§ **THE EXERCISE**: Every record that follows must be duplicated exactly, with images left out.

§ **SUPPLIED RECORDS**:
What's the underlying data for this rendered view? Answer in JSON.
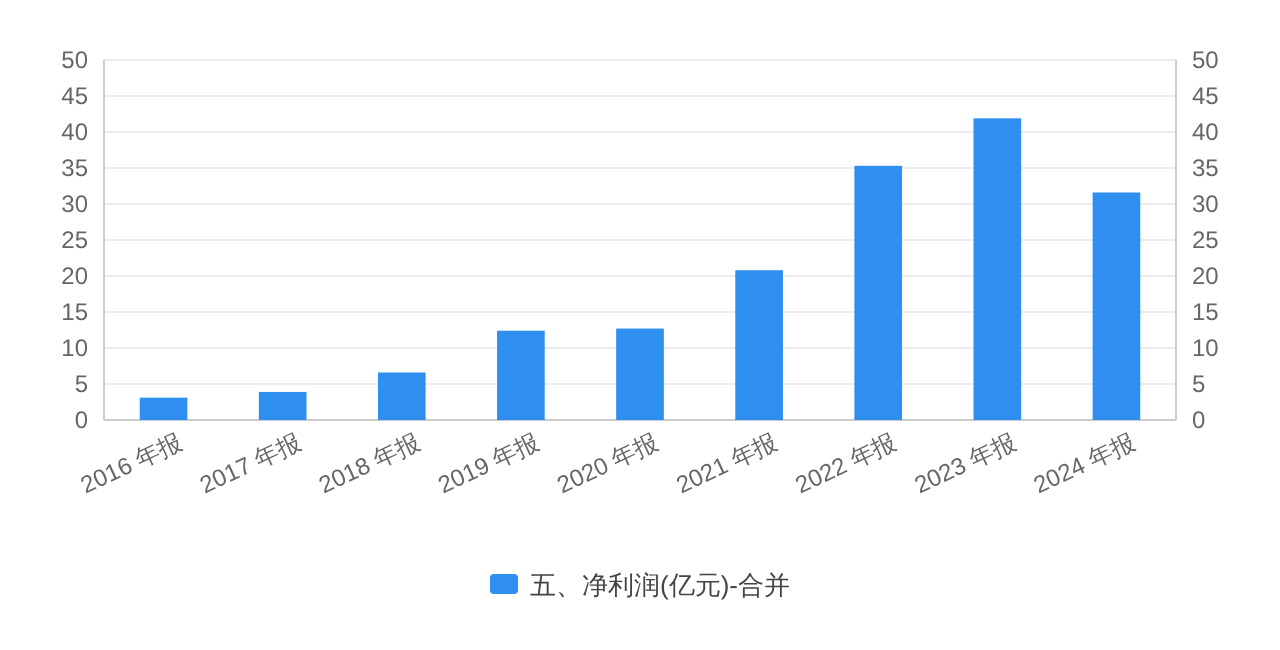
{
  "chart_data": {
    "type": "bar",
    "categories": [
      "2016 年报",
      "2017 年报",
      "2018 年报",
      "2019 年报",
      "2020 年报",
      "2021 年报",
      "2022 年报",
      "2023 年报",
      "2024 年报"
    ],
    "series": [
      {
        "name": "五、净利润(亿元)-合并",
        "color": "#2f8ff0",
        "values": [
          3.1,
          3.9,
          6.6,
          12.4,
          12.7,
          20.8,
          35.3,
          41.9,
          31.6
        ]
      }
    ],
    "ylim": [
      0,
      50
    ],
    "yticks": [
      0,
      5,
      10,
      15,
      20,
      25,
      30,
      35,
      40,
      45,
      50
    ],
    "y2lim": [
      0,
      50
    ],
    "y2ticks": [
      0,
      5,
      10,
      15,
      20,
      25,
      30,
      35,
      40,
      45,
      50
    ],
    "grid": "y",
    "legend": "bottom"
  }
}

§ **RIGHT ANSWER**:
What's the underlying data for this rendered view? Answer in JSON.
{
  "chart_data": {
    "type": "bar",
    "categories": [
      "2016 年报",
      "2017 年报",
      "2018 年报",
      "2019 年报",
      "2020 年报",
      "2021 年报",
      "2022 年报",
      "2023 年报",
      "2024 年报"
    ],
    "series": [
      {
        "name": "五、净利润(亿元)-合并",
        "color": "#2f8ff0",
        "values": [
          3.1,
          3.9,
          6.6,
          12.4,
          12.7,
          20.8,
          35.3,
          41.9,
          31.6
        ]
      }
    ],
    "ylim": [
      0,
      50
    ],
    "yticks": [
      0,
      5,
      10,
      15,
      20,
      25,
      30,
      35,
      40,
      45,
      50
    ],
    "y2lim": [
      0,
      50
    ],
    "y2ticks": [
      0,
      5,
      10,
      15,
      20,
      25,
      30,
      35,
      40,
      45,
      50
    ],
    "grid": "y",
    "legend": "bottom"
  }
}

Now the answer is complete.